Entries from a dataset ::
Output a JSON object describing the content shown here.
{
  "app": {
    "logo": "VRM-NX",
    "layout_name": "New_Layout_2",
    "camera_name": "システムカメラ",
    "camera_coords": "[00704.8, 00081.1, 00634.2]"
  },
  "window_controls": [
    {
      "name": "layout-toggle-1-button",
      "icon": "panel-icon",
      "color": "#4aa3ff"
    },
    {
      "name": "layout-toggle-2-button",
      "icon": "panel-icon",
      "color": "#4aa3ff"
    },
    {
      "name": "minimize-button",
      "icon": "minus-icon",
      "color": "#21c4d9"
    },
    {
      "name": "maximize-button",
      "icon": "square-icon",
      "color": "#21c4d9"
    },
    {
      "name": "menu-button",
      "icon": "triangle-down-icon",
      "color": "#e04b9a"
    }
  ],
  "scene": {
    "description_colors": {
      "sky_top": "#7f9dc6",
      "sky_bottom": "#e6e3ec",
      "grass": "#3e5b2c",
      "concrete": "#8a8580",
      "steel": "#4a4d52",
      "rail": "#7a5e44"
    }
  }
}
...
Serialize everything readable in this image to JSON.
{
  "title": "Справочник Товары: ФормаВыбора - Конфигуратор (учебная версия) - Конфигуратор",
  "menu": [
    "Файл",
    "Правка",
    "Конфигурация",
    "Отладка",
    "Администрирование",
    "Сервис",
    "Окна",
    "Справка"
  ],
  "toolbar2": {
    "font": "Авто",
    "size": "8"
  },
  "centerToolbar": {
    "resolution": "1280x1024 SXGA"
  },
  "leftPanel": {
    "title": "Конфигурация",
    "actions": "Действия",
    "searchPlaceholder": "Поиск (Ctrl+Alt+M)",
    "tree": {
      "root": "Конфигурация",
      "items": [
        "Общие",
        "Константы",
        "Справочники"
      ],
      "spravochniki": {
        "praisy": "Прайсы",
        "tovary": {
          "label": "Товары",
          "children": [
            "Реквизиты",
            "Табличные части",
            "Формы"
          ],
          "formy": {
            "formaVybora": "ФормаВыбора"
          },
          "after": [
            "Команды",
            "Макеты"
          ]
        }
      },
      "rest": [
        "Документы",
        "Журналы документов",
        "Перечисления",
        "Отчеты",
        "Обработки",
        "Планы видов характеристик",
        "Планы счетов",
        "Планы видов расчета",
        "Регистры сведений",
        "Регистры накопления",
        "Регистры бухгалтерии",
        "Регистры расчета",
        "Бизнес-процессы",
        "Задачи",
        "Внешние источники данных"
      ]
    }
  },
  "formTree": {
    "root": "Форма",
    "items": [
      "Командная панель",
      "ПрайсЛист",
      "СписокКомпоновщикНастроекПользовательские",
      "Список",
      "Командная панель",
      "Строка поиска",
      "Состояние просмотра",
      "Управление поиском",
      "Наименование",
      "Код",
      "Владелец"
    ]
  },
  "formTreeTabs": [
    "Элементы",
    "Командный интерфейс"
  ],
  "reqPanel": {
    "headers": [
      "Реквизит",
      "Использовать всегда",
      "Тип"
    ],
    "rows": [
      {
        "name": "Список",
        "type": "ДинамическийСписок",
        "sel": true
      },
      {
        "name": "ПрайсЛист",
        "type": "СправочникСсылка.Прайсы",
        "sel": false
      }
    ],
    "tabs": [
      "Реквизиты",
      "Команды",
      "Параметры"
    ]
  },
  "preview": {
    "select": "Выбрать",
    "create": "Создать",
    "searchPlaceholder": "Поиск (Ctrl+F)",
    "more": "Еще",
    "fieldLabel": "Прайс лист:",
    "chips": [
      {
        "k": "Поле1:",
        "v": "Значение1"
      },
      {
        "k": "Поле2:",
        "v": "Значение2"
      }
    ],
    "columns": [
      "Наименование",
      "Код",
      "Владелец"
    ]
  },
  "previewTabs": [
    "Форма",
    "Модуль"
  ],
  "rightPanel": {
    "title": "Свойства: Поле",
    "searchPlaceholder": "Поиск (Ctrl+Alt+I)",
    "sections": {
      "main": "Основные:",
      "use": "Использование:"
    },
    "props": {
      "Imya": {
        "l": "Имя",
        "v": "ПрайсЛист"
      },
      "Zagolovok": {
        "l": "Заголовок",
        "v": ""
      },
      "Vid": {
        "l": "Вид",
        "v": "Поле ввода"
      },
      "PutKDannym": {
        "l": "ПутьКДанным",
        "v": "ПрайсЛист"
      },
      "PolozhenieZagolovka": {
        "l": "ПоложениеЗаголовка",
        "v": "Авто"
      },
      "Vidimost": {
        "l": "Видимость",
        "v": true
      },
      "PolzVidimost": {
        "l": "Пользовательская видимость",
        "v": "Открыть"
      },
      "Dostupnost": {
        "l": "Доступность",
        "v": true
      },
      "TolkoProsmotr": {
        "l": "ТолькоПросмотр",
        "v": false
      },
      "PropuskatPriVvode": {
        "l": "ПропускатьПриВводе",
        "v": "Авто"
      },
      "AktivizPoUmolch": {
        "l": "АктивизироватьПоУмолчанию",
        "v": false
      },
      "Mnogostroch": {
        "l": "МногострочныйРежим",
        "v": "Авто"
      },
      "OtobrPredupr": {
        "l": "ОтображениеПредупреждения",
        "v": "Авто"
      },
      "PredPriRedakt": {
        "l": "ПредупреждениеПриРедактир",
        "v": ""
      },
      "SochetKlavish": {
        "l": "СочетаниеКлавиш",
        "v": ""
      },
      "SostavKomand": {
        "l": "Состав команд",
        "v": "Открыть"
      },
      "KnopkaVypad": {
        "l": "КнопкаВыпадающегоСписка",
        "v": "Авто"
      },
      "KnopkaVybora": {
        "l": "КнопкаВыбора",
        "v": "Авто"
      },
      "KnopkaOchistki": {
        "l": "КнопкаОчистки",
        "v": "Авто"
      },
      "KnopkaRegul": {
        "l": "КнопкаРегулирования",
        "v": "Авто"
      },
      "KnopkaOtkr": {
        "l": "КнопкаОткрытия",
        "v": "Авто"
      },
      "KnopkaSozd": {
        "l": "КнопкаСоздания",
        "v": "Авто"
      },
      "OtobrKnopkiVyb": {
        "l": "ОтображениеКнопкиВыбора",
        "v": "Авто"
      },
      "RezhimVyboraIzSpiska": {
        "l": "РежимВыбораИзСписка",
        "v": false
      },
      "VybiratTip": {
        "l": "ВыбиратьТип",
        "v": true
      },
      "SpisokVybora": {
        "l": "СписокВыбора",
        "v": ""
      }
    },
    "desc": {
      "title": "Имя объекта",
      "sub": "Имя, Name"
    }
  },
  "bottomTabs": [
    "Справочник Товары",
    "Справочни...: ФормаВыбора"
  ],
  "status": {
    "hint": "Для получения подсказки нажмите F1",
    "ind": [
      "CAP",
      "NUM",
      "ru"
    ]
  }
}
==
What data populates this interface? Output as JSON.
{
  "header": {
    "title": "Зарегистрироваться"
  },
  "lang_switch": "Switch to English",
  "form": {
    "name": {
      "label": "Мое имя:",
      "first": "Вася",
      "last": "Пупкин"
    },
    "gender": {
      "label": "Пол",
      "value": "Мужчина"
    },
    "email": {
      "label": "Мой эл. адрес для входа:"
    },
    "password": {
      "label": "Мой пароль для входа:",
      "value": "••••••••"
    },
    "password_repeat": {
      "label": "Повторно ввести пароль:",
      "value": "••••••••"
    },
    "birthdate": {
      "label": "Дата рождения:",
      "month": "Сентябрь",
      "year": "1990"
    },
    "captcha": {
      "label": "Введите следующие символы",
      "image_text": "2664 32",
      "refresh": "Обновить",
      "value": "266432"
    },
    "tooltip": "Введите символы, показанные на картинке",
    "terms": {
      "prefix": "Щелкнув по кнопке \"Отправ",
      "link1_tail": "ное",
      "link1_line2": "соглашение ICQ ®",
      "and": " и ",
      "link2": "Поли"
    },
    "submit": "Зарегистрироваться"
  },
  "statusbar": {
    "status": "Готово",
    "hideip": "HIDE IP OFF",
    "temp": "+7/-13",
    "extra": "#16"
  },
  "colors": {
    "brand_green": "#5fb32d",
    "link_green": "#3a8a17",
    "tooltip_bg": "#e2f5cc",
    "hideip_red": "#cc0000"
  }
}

Task requirements ::
Every line above that contains the word "ПрайсЛист" should be reported.

Result of the exercise ::
      "ПрайсЛист",
        "name": "ПрайсЛист",
        "v": "ПрайсЛист"
        "v": "ПрайсЛист"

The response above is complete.